(Layout coordinate data)
★ ★ ★ ★
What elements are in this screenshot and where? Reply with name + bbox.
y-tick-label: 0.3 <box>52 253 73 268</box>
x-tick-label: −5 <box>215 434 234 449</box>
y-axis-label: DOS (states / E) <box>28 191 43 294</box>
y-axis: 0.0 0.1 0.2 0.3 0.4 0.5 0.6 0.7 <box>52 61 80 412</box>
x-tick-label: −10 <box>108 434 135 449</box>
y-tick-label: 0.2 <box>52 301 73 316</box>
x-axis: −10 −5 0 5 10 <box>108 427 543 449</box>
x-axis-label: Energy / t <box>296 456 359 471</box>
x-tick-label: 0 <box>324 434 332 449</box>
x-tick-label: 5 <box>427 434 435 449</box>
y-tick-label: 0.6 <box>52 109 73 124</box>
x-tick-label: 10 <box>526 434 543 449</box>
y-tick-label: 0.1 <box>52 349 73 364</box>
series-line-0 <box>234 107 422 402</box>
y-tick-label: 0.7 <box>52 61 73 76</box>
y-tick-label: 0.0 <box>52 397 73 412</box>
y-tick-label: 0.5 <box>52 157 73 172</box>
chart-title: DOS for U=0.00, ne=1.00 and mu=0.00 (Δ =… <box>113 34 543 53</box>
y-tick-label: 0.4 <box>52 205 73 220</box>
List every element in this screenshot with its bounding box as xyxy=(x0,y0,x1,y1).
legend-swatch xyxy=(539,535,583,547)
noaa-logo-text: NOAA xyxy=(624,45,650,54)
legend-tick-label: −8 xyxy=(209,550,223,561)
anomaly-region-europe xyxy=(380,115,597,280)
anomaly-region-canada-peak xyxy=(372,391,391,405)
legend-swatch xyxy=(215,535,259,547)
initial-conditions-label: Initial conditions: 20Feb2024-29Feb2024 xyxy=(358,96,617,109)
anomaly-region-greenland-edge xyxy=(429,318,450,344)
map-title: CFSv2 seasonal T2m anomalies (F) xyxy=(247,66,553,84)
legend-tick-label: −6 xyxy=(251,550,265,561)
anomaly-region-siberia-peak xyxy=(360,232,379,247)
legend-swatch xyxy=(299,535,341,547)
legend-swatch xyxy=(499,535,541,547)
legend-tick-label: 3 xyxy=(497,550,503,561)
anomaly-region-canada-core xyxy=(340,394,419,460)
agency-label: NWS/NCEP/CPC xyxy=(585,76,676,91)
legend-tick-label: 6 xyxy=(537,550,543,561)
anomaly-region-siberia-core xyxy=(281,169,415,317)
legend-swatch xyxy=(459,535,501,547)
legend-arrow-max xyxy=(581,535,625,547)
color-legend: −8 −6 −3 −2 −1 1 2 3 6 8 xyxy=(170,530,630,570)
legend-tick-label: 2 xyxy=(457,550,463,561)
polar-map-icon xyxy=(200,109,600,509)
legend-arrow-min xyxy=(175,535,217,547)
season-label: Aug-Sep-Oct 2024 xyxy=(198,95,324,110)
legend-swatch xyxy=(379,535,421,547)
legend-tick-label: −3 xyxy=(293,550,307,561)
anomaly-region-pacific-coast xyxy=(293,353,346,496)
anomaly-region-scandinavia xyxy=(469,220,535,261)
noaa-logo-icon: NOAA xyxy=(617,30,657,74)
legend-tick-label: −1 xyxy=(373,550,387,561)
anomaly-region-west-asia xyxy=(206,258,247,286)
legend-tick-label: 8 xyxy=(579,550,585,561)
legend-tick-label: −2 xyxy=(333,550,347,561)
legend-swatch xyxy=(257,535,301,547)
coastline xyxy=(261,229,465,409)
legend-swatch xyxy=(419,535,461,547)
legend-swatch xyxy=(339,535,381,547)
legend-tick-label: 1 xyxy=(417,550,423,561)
★ ★ ★ ★
* _Goal_
Copy the data from its first line through the line containing "map-title: CFSv2 seasonal", including that line, and swap "x-tick-label" for "x-axis-tick" while leaving everything else unchanged.

* _Correct response_
What elements are in this screenshot and where? Reply with name + bbox.
y-tick-label: 0.3 <box>52 253 73 268</box>
x-axis-tick: −5 <box>215 434 234 449</box>
y-axis-label: DOS (states / E) <box>28 191 43 294</box>
y-axis: 0.0 0.1 0.2 0.3 0.4 0.5 0.6 0.7 <box>52 61 80 412</box>
x-axis-tick: −10 <box>108 434 135 449</box>
y-tick-label: 0.2 <box>52 301 73 316</box>
x-axis: −10 −5 0 5 10 <box>108 427 543 449</box>
x-axis-label: Energy / t <box>296 456 359 471</box>
x-axis-tick: 0 <box>324 434 332 449</box>
x-axis-tick: 5 <box>427 434 435 449</box>
y-tick-label: 0.6 <box>52 109 73 124</box>
x-axis-tick: 10 <box>526 434 543 449</box>
y-tick-label: 0.1 <box>52 349 73 364</box>
series-line-0 <box>234 107 422 402</box>
y-tick-label: 0.7 <box>52 61 73 76</box>
y-tick-label: 0.0 <box>52 397 73 412</box>
y-tick-label: 0.5 <box>52 157 73 172</box>
chart-title: DOS for U=0.00, ne=1.00 and mu=0.00 (Δ =… <box>113 34 543 53</box>
y-tick-label: 0.4 <box>52 205 73 220</box>
List every element in this screenshot with its bounding box as xyxy=(x0,y0,x1,y1).
legend-swatch xyxy=(539,535,583,547)
noaa-logo-text: NOAA xyxy=(624,45,650,54)
legend-tick-label: −8 xyxy=(209,550,223,561)
anomaly-region-europe xyxy=(380,115,597,280)
anomaly-region-canada-peak xyxy=(372,391,391,405)
legend-swatch xyxy=(215,535,259,547)
initial-conditions-label: Initial conditions: 20Feb2024-29Feb2024 xyxy=(358,96,617,109)
anomaly-region-greenland-edge xyxy=(429,318,450,344)
map-title: CFSv2 seasonal T2m anomalies (F) xyxy=(247,66,553,84)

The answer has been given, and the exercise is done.